Written instruction:
Every entry must be repeated exactly. Exclude all pictures.

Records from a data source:
▬▬▬▬▬▬▬▬▬▬
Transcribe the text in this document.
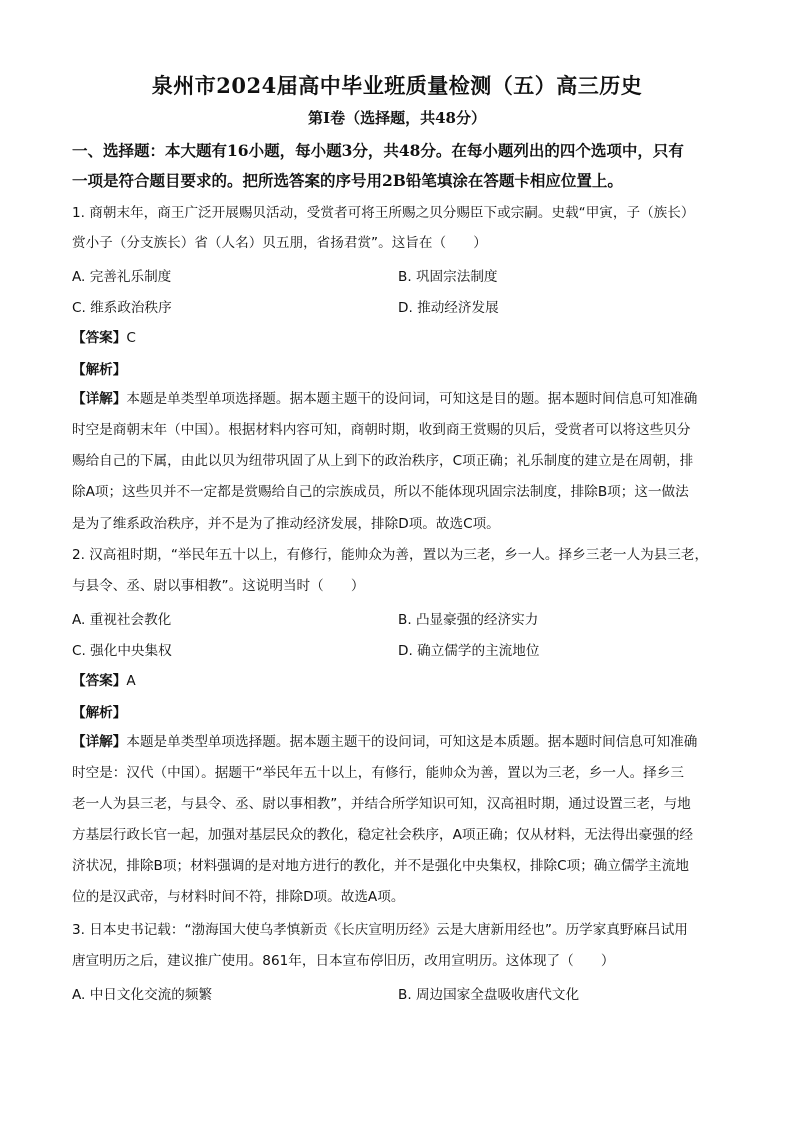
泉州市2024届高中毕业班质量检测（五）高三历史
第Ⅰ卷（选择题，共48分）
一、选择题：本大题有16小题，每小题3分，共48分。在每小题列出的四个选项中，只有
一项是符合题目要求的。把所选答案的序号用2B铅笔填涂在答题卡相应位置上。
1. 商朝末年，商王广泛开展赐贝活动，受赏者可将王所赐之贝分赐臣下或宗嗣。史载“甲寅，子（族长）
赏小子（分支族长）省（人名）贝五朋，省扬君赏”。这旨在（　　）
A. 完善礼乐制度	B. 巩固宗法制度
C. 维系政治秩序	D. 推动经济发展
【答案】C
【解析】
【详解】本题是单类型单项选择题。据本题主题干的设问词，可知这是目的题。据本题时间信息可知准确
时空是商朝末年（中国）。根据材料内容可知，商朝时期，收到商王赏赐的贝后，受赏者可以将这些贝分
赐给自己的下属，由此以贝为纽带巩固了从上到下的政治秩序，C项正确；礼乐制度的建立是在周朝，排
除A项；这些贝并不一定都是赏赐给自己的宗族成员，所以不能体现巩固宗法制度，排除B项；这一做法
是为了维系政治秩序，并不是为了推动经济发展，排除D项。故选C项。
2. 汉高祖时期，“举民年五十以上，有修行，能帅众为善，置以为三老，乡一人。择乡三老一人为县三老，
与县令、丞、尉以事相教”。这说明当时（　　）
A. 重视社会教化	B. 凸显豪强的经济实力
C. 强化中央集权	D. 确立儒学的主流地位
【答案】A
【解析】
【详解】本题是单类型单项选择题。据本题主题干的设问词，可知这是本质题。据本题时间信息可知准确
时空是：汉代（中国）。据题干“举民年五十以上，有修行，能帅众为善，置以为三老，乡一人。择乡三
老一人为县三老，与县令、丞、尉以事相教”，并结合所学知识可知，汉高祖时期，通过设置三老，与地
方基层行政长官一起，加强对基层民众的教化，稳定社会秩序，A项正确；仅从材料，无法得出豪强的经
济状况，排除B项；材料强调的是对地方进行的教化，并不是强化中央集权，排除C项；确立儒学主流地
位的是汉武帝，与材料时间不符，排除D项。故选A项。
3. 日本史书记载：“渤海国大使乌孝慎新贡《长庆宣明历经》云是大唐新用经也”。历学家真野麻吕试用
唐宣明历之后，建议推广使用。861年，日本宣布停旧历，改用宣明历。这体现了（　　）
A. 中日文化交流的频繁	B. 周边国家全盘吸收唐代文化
▬▬▬▬▬▬▬▬▬▬
Final result:
Transcribe the text in this document.
泉州市2024届高中毕业班质量检测（五）高三历史
第Ⅰ卷（选择题，共48分）
一、选择题：本大题有16小题，每小题3分，共48分。在每小题列出的四个选项中，只有
一项是符合题目要求的。把所选答案的序号用2B铅笔填涂在答题卡相应位置上。
1. 商朝末年，商王广泛开展赐贝活动，受赏者可将王所赐之贝分赐臣下或宗嗣。史载“甲寅，子（族长）
赏小子（分支族长）省（人名）贝五朋，省扬君赏”。这旨在（　　）
A. 完善礼乐制度	B. 巩固宗法制度
C. 维系政治秩序	D. 推动经济发展
【答案】C
【解析】
【详解】本题是单类型单项选择题。据本题主题干的设问词，可知这是目的题。据本题时间信息可知准确
时空是商朝末年（中国）。根据材料内容可知，商朝时期，收到商王赏赐的贝后，受赏者可以将这些贝分
赐给自己的下属，由此以贝为纽带巩固了从上到下的政治秩序，C项正确；礼乐制度的建立是在周朝，排
除A项；这些贝并不一定都是赏赐给自己的宗族成员，所以不能体现巩固宗法制度，排除B项；这一做法
是为了维系政治秩序，并不是为了推动经济发展，排除D项。故选C项。
2. 汉高祖时期，“举民年五十以上，有修行，能帅众为善，置以为三老，乡一人。择乡三老一人为县三老，
与县令、丞、尉以事相教”。这说明当时（　　）
A. 重视社会教化	B. 凸显豪强的经济实力
C. 强化中央集权	D. 确立儒学的主流地位
【答案】A
【解析】
【详解】本题是单类型单项选择题。据本题主题干的设问词，可知这是本质题。据本题时间信息可知准确
时空是：汉代（中国）。据题干“举民年五十以上，有修行，能帅众为善，置以为三老，乡一人。择乡三
老一人为县三老，与县令、丞、尉以事相教”，并结合所学知识可知，汉高祖时期，通过设置三老，与地
方基层行政长官一起，加强对基层民众的教化，稳定社会秩序，A项正确；仅从材料，无法得出豪强的经
济状况，排除B项；材料强调的是对地方进行的教化，并不是强化中央集权，排除C项；确立儒学主流地
位的是汉武帝，与材料时间不符，排除D项。故选A项。
3. 日本史书记载：“渤海国大使乌孝慎新贡《长庆宣明历经》云是大唐新用经也”。历学家真野麻吕试用
唐宣明历之后，建议推广使用。861年，日本宣布停旧历，改用宣明历。这体现了（　　）
A. 中日文化交流的频繁	B. 周边国家全盘吸收唐代文化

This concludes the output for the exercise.